"""
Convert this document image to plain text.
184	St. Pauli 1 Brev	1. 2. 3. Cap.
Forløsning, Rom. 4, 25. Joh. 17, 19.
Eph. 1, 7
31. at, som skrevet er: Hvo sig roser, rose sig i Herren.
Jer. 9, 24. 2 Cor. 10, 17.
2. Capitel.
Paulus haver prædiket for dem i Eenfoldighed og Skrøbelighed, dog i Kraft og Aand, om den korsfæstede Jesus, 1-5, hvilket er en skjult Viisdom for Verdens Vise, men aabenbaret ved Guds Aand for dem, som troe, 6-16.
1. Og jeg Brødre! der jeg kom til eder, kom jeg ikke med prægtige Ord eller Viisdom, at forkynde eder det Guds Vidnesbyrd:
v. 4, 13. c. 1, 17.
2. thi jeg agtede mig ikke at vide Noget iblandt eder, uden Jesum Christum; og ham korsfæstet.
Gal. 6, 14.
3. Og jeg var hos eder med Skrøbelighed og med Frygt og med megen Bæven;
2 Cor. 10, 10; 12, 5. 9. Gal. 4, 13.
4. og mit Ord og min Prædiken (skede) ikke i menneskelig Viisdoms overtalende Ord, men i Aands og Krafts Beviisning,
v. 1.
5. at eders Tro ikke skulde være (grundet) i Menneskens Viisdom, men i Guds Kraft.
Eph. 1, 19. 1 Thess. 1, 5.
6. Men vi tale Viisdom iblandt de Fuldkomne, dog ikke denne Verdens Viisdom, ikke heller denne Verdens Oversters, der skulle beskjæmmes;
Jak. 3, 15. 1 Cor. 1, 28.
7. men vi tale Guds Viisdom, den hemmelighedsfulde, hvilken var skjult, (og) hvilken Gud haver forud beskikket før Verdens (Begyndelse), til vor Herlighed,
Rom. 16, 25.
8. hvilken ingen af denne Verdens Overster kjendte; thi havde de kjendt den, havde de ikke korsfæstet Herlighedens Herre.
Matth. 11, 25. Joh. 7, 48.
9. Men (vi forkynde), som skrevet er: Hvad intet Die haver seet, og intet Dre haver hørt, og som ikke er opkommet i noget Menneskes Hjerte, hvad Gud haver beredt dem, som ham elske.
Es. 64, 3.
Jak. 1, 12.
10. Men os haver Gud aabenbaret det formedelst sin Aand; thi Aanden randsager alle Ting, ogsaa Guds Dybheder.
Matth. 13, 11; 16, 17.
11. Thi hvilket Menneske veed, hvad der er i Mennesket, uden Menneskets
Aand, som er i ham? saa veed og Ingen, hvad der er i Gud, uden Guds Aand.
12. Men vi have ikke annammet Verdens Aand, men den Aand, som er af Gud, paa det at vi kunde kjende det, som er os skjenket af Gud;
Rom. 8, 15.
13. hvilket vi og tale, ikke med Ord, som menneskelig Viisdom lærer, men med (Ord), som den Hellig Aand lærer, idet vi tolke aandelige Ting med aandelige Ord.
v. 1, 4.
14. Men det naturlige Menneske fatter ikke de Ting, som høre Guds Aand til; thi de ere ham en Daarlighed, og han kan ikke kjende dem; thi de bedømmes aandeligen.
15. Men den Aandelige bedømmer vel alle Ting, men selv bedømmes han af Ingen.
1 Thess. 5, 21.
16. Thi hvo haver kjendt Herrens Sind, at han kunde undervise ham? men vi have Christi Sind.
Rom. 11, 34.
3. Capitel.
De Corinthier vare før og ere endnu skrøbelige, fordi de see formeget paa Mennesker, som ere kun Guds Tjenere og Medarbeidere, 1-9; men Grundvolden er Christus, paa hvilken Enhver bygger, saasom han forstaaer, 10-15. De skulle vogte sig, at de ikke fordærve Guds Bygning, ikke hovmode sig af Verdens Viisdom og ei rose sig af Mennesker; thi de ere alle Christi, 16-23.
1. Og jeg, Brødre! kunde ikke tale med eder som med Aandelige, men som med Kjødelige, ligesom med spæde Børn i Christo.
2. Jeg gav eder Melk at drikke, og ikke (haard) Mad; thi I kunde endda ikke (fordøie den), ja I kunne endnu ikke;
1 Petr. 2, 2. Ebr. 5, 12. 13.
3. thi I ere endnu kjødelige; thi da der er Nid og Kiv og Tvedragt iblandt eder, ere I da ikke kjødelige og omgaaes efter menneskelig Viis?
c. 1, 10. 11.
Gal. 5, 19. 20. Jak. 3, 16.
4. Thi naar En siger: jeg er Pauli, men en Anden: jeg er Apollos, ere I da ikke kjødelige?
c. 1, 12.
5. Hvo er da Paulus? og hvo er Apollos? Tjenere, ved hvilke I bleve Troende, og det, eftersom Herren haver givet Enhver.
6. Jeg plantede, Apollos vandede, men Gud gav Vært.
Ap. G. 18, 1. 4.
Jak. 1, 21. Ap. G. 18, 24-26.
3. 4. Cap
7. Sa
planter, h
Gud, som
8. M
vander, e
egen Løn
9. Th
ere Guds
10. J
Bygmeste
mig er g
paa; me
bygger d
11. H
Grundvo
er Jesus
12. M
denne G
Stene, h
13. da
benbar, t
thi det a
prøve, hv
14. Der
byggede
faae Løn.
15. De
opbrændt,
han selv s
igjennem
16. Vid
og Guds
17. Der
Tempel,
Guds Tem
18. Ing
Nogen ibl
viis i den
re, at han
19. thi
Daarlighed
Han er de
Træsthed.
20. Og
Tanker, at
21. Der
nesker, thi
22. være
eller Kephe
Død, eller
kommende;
"""
> _What the exercise asks_
Exactly reproduce every record.

> _Task response_
Convert this document image to plain text.
184	St. Pauli 1 Brev	1. 2. 3. Cap.
Forløsning, Rom. 4, 25. Joh. 17, 19.
Eph. 1, 7
31. at, som skrevet er: Hvo sig roser, rose sig i Herren.
Jer. 9, 24. 2 Cor. 10, 17.
2. Capitel.
Paulus haver prædiket for dem i Eenfoldighed og Skrøbelighed, dog i Kraft og Aand, om den korsfæstede Jesus, 1-5, hvilket er en skjult Viisdom for Verdens Vise, men aabenbaret ved Guds Aand for dem, som troe, 6-16.
1. Og jeg Brødre! der jeg kom til eder, kom jeg ikke med prægtige Ord eller Viisdom, at forkynde eder det Guds Vidnesbyrd:
v. 4, 13. c. 1, 17.
2. thi jeg agtede mig ikke at vide Noget iblandt eder, uden Jesum Christum; og ham korsfæstet.
Gal. 6, 14.
3. Og jeg var hos eder med Skrøbelighed og med Frygt og med megen Bæven;
2 Cor. 10, 10; 12, 5. 9. Gal. 4, 13.
4. og mit Ord og min Prædiken (skede) ikke i menneskelig Viisdoms overtalende Ord, men i Aands og Krafts Beviisning,
v. 1.
5. at eders Tro ikke skulde være (grundet) i Menneskens Viisdom, men i Guds Kraft.
Eph. 1, 19. 1 Thess. 1, 5.
6. Men vi tale Viisdom iblandt de Fuldkomne, dog ikke denne Verdens Viisdom, ikke heller denne Verdens Oversters, der skulle beskjæmmes;
Jak. 3, 15. 1 Cor. 1, 28.
7. men vi tale Guds Viisdom, den hemmelighedsfulde, hvilken var skjult, (og) hvilken Gud haver forud beskikket før Verdens (Begyndelse), til vor Herlighed,
Rom. 16, 25.
8. hvilken ingen af denne Verdens Overster kjendte; thi havde de kjendt den, havde de ikke korsfæstet Herlighedens Herre.
Matth. 11, 25. Joh. 7, 48.
9. Men (vi forkynde), som skrevet er: Hvad intet Die haver seet, og intet Dre haver hørt, og som ikke er opkommet i noget Menneskes Hjerte, hvad Gud haver beredt dem, som ham elske.
Es. 64, 3.
Jak. 1, 12.
10. Men os haver Gud aabenbaret det formedelst sin Aand; thi Aanden randsager alle Ting, ogsaa Guds Dybheder.
Matth. 13, 11; 16, 17.
11. Thi hvilket Menneske veed, hvad der er i Mennesket, uden Menneskets
Aand, som er i ham? saa veed og Ingen, hvad der er i Gud, uden Guds Aand.
12. Men vi have ikke annammet Verdens Aand, men den Aand, som er af Gud, paa det at vi kunde kjende det, som er os skjenket af Gud;
Rom. 8, 15.
13. hvilket vi og tale, ikke med Ord, som menneskelig Viisdom lærer, men med (Ord), som den Hellig Aand lærer, idet vi tolke aandelige Ting med aandelige Ord.
v. 1, 4.
14. Men det naturlige Menneske fatter ikke de Ting, som høre Guds Aand til; thi de ere ham en Daarlighed, og han kan ikke kjende dem; thi de bedømmes aandeligen.
15. Men den Aandelige bedømmer vel alle Ting, men selv bedømmes han af Ingen.
1 Thess. 5, 21.
16. Thi hvo haver kjendt Herrens Sind, at han kunde undervise ham? men vi have Christi Sind.
Rom. 11, 34.
3. Capitel.
De Corinthier vare før og ere endnu skrøbelige, fordi de see formeget paa Mennesker, som ere kun Guds Tjenere og Medarbeidere, 1-9; men Grundvolden er Christus, paa hvilken Enhver bygger, saasom han forstaaer, 10-15. De skulle vogte sig, at de ikke fordærve Guds Bygning, ikke hovmode sig af Verdens Viisdom og ei rose sig af Mennesker; thi de ere alle Christi, 16-23.
1. Og jeg, Brødre! kunde ikke tale med eder som med Aandelige, men som med Kjødelige, ligesom med spæde Børn i Christo.
2. Jeg gav eder Melk at drikke, og ikke (haard) Mad; thi I kunde endda ikke (fordøie den), ja I kunne endnu ikke;
1 Petr. 2, 2. Ebr. 5, 12. 13.
3. thi I ere endnu kjødelige; thi da der er Nid og Kiv og Tvedragt iblandt eder, ere I da ikke kjødelige og omgaaes efter menneskelig Viis?
c. 1, 10. 11.
Gal. 5, 19. 20. Jak. 3, 16.
4. Thi naar En siger: jeg er Pauli, men en Anden: jeg er Apollos, ere I da ikke kjødelige?
c. 1, 12.
5. Hvo er da Paulus? og hvo er Apollos? Tjenere, ved hvilke I bleve Troende, og det, eftersom Herren haver givet Enhver.
6. Jeg plantede, Apollos vandede, men Gud gav Vært.
Ap. G. 18, 1. 4.
Jak. 1, 21. Ap. G. 18, 24-26.
3. 4. Cap
7. Sa
planter, h
Gud, som
8. M
vander, e
egen Løn
9. Th
ere Guds
10. J
Bygmeste
mig er g
paa; me
bygger d
11. H
Grundvo
er Jesus
12. M
denne G
Stene, h
13. da
benbar, t
thi det a
prøve, hv
14. Der
byggede
faae Løn.
15. De
opbrændt,
han selv s
igjennem
16. Vid
og Guds
17. Der
Tempel,
Guds Tem
18. Ing
Nogen ibl
viis i den
re, at han
19. thi
Daarlighed
Han er de
Træsthed.
20. Og
Tanker, at
21. Der
nesker, thi
22. være
eller Kephe
Død, eller
kommende;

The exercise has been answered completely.